» Provided passage:
.....

Question

how do I finish this

If π < t < 3π/2 then π/2 < t/2 < 3π/4; for such values of t, cos(t/2) < 0 and sin(t/2) > 0

From this and other trig identities,
cos(t/2) = -√[(1 + cos(t))/2]
sin(t/2) = √[(1 - cos(t))/2]

how do I finish this

If π < t < 3π/2 then π/2 < t/2 < 3π/4; for such values of t, cos(t/2) < 0 and sin(t/2) > 0

From this and other trig identities,
cos(t/2) = -√[(1 + cos(t))/2]
sin(t/2) = √[(1 - cos(t))/2]

@Mathematics

Answer 1

So what are you suppose to do on this??
Im kinda lost

Answer 2

this is the original question

Answer 3

If cos(t)=−3/4 where π<t<3π/2, find the values of the following trigonometric functions?
cos(2t) =
sin(2t)=
cos(t/2)=
sin(t/2)=

Answer 4

i have found the first two to be

cos(2t) = 2 cos²(t) - 1 = 2(-¾)² - 1 = 1/8

sin(t) = -√(1 - cos²(t)) = -√(1 - (-¾)²) = -√7 / 4
sin(2t) = 2 sin(t) cos(t) = 2(-√7/4)(-¾) = 3 √7 / 8

Answer 5

and i started the remaining two but dont know how to finish it

Answer 6

Ok

Answer 7

\[\cos(t/2) = \sqrt{\frac{1+\cos(x)}{2}}\]

Answer 8

that cos(x) should be cos(t) in this case.

Answer 9

\[\cos(t/2) = \sqrt{\frac{1+(-\frac{3}{4})}{2}}\]

Answer 10

ok

Answer 11

one sec

Answer 12

im having extreme difficulties entering this into my homework software lol

Answer 13

you should get \[\frac{\sqrt{8}}{8}\]

Answer 14

it rejected that..uhhh

.....

» Provided records:
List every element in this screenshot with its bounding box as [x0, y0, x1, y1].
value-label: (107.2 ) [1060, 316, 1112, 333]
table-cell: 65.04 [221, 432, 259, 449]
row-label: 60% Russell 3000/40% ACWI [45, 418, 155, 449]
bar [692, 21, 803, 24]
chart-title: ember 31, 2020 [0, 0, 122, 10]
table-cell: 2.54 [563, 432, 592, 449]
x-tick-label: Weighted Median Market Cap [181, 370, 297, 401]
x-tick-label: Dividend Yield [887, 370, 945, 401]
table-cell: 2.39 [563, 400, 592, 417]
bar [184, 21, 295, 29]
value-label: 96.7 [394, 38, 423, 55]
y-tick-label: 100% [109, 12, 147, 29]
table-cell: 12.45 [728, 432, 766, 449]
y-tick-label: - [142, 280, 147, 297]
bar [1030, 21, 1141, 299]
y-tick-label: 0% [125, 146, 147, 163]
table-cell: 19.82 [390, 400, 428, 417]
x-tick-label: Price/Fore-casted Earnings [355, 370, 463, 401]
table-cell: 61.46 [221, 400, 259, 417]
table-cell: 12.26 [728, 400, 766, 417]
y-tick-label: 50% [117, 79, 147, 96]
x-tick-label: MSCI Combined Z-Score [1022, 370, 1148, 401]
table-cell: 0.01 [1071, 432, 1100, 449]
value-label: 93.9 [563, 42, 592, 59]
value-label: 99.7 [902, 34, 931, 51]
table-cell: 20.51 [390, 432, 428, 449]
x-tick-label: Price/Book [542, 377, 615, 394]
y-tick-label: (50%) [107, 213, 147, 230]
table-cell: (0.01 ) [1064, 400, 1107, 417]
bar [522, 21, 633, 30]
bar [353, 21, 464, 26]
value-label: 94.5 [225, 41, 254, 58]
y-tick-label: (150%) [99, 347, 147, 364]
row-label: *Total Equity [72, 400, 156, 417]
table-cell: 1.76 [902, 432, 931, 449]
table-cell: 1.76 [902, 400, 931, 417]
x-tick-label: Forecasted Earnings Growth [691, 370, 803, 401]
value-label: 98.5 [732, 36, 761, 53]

.....

» The tasks:
1. Reproduce the part of the trigonometry thread from "So what are" to "following trigonometric functions?".
2. Write out the records word for word from their first line to the line with "table-cell: 19.82 [390, 400, 428, 417]", including both of those lines.

» Results for the exercise:
1.
So what are you suppose to do on this??
Im kinda lost

Answer 2

this is the original question

Answer 3

If cos(t)=−3/4 where π<t<3π/2, find the values of the following trigonometric functions?

2.
List every element in this screenshot with its bounding box as [x0, y0, x1, y1].
value-label: (107.2 ) [1060, 316, 1112, 333]
table-cell: 65.04 [221, 432, 259, 449]
row-label: 60% Russell 3000/40% ACWI [45, 418, 155, 449]
bar [692, 21, 803, 24]
chart-title: ember 31, 2020 [0, 0, 122, 10]
table-cell: 2.54 [563, 432, 592, 449]
x-tick-label: Weighted Median Market Cap [181, 370, 297, 401]
x-tick-label: Dividend Yield [887, 370, 945, 401]
table-cell: 2.39 [563, 400, 592, 417]
bar [184, 21, 295, 29]
value-label: 96.7 [394, 38, 423, 55]
y-tick-label: 100% [109, 12, 147, 29]
table-cell: 12.45 [728, 432, 766, 449]
y-tick-label: - [142, 280, 147, 297]
bar [1030, 21, 1141, 299]
y-tick-label: 0% [125, 146, 147, 163]
table-cell: 19.82 [390, 400, 428, 417]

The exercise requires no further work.